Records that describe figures
● ● ●

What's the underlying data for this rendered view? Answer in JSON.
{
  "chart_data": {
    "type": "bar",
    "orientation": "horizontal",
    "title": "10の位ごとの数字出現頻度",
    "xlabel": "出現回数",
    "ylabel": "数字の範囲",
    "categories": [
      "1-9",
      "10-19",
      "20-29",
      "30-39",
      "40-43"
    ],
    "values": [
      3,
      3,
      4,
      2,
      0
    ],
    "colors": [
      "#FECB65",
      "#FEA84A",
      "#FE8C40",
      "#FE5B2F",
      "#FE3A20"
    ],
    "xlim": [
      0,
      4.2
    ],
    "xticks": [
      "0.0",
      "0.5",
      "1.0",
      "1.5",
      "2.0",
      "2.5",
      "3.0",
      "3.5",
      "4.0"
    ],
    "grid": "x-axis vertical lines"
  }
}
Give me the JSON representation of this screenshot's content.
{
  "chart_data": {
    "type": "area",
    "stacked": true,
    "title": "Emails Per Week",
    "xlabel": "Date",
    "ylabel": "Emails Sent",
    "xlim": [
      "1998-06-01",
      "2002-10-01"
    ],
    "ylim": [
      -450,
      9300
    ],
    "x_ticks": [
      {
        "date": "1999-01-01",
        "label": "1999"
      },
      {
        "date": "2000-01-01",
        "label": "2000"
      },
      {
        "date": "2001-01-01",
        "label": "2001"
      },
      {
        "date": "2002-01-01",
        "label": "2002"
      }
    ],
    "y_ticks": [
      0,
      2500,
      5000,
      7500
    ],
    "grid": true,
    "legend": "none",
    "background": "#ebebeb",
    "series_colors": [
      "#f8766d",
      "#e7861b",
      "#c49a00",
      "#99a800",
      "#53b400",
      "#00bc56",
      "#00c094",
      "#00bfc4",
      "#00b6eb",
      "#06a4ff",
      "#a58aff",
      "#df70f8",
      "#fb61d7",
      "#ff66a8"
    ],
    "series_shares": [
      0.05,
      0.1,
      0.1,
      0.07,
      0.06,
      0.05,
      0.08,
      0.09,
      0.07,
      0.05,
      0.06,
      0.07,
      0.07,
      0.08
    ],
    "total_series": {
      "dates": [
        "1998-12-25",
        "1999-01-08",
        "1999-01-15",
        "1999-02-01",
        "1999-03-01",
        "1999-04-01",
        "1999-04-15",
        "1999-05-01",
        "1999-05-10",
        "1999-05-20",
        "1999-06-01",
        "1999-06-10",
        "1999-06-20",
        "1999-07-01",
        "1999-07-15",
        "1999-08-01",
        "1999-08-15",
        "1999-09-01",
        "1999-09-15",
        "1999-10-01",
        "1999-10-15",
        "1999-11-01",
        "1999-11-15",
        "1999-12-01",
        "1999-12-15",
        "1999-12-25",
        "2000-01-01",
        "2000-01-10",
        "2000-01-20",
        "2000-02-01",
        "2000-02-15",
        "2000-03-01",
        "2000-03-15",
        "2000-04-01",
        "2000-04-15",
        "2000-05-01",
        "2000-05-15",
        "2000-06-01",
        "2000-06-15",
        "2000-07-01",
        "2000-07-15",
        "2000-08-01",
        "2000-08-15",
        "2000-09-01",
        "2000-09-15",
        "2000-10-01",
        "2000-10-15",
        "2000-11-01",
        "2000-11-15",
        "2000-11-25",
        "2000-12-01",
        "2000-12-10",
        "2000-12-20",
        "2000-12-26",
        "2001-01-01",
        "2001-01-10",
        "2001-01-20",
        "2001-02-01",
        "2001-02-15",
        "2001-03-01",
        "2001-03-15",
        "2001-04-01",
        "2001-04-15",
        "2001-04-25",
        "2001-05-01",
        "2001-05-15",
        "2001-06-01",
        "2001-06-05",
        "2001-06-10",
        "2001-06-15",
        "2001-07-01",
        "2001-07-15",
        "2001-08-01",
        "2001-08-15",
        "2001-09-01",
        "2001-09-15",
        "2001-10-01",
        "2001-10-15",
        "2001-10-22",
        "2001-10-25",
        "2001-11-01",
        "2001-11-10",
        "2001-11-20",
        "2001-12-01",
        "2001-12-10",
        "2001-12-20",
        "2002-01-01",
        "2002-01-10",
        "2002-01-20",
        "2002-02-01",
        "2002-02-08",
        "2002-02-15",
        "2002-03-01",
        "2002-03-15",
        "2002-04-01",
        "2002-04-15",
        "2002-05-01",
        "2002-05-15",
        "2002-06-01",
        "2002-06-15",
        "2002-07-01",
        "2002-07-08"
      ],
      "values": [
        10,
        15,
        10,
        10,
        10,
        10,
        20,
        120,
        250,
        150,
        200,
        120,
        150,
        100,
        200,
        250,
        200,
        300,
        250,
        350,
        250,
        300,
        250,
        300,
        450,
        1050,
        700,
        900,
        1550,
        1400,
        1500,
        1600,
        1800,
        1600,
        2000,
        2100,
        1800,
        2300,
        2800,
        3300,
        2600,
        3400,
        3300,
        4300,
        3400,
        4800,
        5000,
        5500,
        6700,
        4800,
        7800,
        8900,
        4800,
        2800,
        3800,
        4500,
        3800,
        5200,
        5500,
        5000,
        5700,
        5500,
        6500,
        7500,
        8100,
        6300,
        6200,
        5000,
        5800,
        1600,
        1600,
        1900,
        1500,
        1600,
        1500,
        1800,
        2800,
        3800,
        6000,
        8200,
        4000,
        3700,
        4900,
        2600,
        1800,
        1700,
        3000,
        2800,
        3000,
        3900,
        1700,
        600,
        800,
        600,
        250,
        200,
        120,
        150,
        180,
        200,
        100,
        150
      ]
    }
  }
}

● ● ●

Extract the data exactly as given.

What's the underlying data for this rendered view? Answer in JSON.
{
  "chart_data": {
    "type": "bar",
    "orientation": "horizontal",
    "title": "10の位ごとの数字出現頻度",
    "xlabel": "出現回数",
    "ylabel": "数字の範囲",
    "categories": [
      "1-9",
      "10-19",
      "20-29",
      "30-39",
      "40-43"
    ],
    "values": [
      3,
      3,
      4,
      2,
      0
    ],
    "colors": [
      "#FECB65",
      "#FEA84A",
      "#FE8C40",
      "#FE5B2F",
      "#FE3A20"
    ],
    "xlim": [
      0,
      4.2
    ],
    "xticks": [
      "0.0",
      "0.5",
      "1.0",
      "1.5",
      "2.0",
      "2.5",
      "3.0",
      "3.5",
      "4.0"
    ],
    "grid": "x-axis vertical lines"
  }
}
Give me the JSON representation of this screenshot's content.
{
  "chart_data": {
    "type": "area",
    "stacked": true,
    "title": "Emails Per Week",
    "xlabel": "Date",
    "ylabel": "Emails Sent",
    "xlim": [
      "1998-06-01",
      "2002-10-01"
    ],
    "ylim": [
      -450,
      9300
    ],
    "x_ticks": [
      {
        "date": "1999-01-01",
        "label": "1999"
      },
      {
        "date": "2000-01-01",
        "label": "2000"
      },
      {
        "date": "2001-01-01",
        "label": "2001"
      },
      {
        "date": "2002-01-01",
        "label": "2002"
      }
    ],
    "y_ticks": [
      0,
      2500,
      5000,
      7500
    ],
    "grid": true,
    "legend": "none",
    "background": "#ebebeb",
    "series_colors": [
      "#f8766d",
      "#e7861b",
      "#c49a00",
      "#99a800",
      "#53b400",
      "#00bc56",
      "#00c094",
      "#00bfc4",
      "#00b6eb",
      "#06a4ff",
      "#a58aff",
      "#df70f8",
      "#fb61d7",
      "#ff66a8"
    ],
    "series_shares": [
      0.05,
      0.1,
      0.1,
      0.07,
      0.06,
      0.05,
      0.08,
      0.09,
      0.07,
      0.05,
      0.06,
      0.07,
      0.07,
      0.08
    ],
    "total_series": {
      "dates": [
        "1998-12-25",
        "1999-01-08",
        "1999-01-15",
        "1999-02-01",
        "1999-03-01",
        "1999-04-01",
        "1999-04-15",
        "1999-05-01",
        "1999-05-10",
        "1999-05-20",
        "1999-06-01",
        "1999-06-10",
        "1999-06-20",
        "1999-07-01",
        "1999-07-15",
        "1999-08-01",
        "1999-08-15",
        "1999-09-01",
        "1999-09-15",
        "1999-10-01",
        "1999-10-15",
        "1999-11-01",
        "1999-11-15",
        "1999-12-01",
        "1999-12-15",
        "1999-12-25",
        "2000-01-01",
        "2000-01-10",
        "2000-01-20",
        "2000-02-01",
        "2000-02-15",
        "2000-03-01",
        "2000-03-15",
        "2000-04-01",
        "2000-04-15",
        "2000-05-01",
        "2000-05-15",
        "2000-06-01",
        "2000-06-15",
        "2000-07-01",
        "2000-07-15",
        "2000-08-01",
        "2000-08-15",
        "2000-09-01",
        "2000-09-15",
        "2000-10-01",
        "2000-10-15",
        "2000-11-01",
        "2000-11-15",
        "2000-11-25",
        "2000-12-01",
        "2000-12-10",
        "2000-12-20",
        "2000-12-26",
        "2001-01-01",
        "2001-01-10",
        "2001-01-20",
        "2001-02-01",
        "2001-02-15",
        "2001-03-01",
        "2001-03-15",
        "2001-04-01",
        "2001-04-15",
        "2001-04-25",
        "2001-05-01",
        "2001-05-15",
        "2001-06-01",
        "2001-06-05",
        "2001-06-10",
        "2001-06-15",
        "2001-07-01",
        "2001-07-15",
        "2001-08-01",
        "2001-08-15",
        "2001-09-01",
        "2001-09-15",
        "2001-10-01",
        "2001-10-15",
        "2001-10-22",
        "2001-10-25",
        "2001-11-01",
        "2001-11-10",
        "2001-11-20",
        "2001-12-01",
        "2001-12-10",
        "2001-12-20",
        "2002-01-01",
        "2002-01-10",
        "2002-01-20",
        "2002-02-01",
        "2002-02-08",
        "2002-02-15",
        "2002-03-01",
        "2002-03-15",
        "2002-04-01",
        "2002-04-15",
        "2002-05-01",
        "2002-05-15",
        "2002-06-01",
        "2002-06-15",
        "2002-07-01",
        "2002-07-08"
      ],
      "values": [
        10,
        15,
        10,
        10,
        10,
        10,
        20,
        120,
        250,
        150,
        200,
        120,
        150,
        100,
        200,
        250,
        200,
        300,
        250,
        350,
        250,
        300,
        250,
        300,
        450,
        1050,
        700,
        900,
        1550,
        1400,
        1500,
        1600,
        1800,
        1600,
        2000,
        2100,
        1800,
        2300,
        2800,
        3300,
        2600,
        3400,
        3300,
        4300,
        3400,
        4800,
        5000,
        5500,
        6700,
        4800,
        7800,
        8900,
        4800,
        2800,
        3800,
        4500,
        3800,
        5200,
        5500,
        5000,
        5700,
        5500,
        6500,
        7500,
        8100,
        6300,
        6200,
        5000,
        5800,
        1600,
        1600,
        1900,
        1500,
        1600,
        1500,
        1800,
        2800,
        3800,
        6000,
        8200,
        4000,
        3700,
        4900,
        2600,
        1800,
        1700,
        3000,
        2800,
        3000,
        3900,
        1700,
        600,
        800,
        600,
        250,
        200,
        120,
        150,
        180,
        200,
        100,
        150
      ]
    }
  }
}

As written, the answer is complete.